- 正文部分:
- - - - -

[发明专利]番茄溃疡病菌有活力菌体的流式细胞术计数方法

说明书

技术领域

本发明涉及一种活力菌体的计数方法，特别是涉及一种番茄溃疡病菌有活力菌体的流式细胞术计数方法，属于微生物学与植物保护学交叉领域。

背景技术

番茄溃疡病是番茄生产中最为严重、具有毁灭性的病害之一。该病于1909年在美国密执安州的温室番茄上首次发现。20世纪30年代、60年代、80年代，该病先后在美国中西部地区、北卡罗来那州及加拿大安大略地区大流行，造成的产量损失最高达80％以上。1943-1946年期间，该病在英国大流行，使番茄罐头产业受到严重影响。目前，世界上60多个国家报道了该病的发生危害，遍及美洲、欧洲、亚洲、非洲和大洋洲。

- - - - -

- 任务目标:
请将这段番茄溃疡病专利说明书中从含有“番茄溃疡病是番茄生产中最为严”的语句开头、到“害，遍及美洲、欧洲、亚洲、非洲和大洋洲。”结束的部分重新写出，并把其中的“番茄罐头产业”替换为“番茄加工产业”。

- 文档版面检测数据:

- - - - -

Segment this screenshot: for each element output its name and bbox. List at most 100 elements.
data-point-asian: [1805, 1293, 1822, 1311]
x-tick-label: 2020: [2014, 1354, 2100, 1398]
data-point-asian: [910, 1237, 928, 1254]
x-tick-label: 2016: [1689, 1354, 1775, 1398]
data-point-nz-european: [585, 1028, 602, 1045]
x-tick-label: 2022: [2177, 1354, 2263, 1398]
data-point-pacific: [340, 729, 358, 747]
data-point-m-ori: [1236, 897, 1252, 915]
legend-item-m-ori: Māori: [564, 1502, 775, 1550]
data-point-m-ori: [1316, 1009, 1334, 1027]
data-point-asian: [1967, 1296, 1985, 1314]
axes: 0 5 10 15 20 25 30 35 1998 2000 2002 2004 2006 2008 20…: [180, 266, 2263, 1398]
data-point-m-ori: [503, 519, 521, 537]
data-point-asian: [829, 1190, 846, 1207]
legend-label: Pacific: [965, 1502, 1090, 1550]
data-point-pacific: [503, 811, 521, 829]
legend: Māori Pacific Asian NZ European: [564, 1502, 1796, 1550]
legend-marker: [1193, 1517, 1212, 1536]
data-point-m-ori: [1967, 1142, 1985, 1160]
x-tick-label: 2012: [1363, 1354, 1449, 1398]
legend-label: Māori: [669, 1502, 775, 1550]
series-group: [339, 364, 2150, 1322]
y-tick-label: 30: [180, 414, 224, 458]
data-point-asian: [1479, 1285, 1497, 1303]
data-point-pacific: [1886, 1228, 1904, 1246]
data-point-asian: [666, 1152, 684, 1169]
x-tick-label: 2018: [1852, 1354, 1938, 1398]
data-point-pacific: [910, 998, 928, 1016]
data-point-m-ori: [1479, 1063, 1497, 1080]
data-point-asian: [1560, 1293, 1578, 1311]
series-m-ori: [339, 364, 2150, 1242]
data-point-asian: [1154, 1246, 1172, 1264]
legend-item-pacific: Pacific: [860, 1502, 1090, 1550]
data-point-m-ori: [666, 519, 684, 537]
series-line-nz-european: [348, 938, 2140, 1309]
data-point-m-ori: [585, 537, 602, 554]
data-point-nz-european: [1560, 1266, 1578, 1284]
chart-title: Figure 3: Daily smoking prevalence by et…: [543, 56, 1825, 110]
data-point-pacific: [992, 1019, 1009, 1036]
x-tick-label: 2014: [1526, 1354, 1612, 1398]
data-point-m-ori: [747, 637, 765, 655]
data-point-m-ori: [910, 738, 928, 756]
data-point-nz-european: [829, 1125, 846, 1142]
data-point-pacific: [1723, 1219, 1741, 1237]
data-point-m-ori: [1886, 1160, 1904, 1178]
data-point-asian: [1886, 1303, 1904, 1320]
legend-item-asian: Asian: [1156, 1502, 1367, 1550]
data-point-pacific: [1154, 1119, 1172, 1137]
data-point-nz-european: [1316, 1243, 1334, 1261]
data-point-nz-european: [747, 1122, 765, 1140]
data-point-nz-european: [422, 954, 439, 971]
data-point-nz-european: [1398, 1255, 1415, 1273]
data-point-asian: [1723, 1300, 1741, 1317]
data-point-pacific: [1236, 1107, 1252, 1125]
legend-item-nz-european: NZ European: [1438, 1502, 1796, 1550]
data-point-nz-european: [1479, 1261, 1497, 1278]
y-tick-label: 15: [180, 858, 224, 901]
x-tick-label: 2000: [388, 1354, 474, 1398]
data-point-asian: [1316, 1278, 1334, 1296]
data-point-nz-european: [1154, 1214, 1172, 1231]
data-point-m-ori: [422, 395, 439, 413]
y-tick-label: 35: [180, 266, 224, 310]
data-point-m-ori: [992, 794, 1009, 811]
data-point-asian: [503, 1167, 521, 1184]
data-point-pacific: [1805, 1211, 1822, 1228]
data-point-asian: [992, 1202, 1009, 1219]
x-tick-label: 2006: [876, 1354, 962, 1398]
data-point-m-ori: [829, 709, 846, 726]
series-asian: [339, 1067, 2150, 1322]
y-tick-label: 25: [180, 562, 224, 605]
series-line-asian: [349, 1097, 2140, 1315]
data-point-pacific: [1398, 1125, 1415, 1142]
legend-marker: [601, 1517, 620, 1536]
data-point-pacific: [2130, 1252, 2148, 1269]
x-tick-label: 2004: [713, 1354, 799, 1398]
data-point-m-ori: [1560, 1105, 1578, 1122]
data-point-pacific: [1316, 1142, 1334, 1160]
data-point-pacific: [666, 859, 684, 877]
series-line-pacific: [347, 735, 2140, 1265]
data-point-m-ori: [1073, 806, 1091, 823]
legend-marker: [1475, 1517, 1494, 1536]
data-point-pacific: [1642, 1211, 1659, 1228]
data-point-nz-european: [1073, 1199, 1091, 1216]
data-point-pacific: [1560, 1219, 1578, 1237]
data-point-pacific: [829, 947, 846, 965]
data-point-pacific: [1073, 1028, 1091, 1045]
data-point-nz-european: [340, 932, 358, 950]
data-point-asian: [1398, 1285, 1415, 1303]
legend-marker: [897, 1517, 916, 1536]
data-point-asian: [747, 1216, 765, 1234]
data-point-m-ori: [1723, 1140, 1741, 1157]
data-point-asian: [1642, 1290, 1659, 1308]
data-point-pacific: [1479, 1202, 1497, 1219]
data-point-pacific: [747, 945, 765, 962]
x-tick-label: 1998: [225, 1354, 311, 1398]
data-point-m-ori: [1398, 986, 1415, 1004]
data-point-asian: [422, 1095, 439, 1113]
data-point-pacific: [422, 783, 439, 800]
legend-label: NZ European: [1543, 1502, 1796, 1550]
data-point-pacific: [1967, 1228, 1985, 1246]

- - - - -

- 参考解答:
番茄溃疡病是番茄生产中最为严重、具有毁灭性的病害之一。该病于1909年在美国密执安州的温室番茄上首次发现。20世纪30年代、60年代、80年代，该病先后在美国中西部地区、北卡罗来那州及加拿大安大略地区大流行，造成的产量损失最高达80％以上。1943-1946年期间，该病在英国大流行，使番茄加工产业受到严重影响。目前，世界上60多个国家报道了该病的发生危害，遍及美洲、欧洲、亚洲、非洲和大洋洲。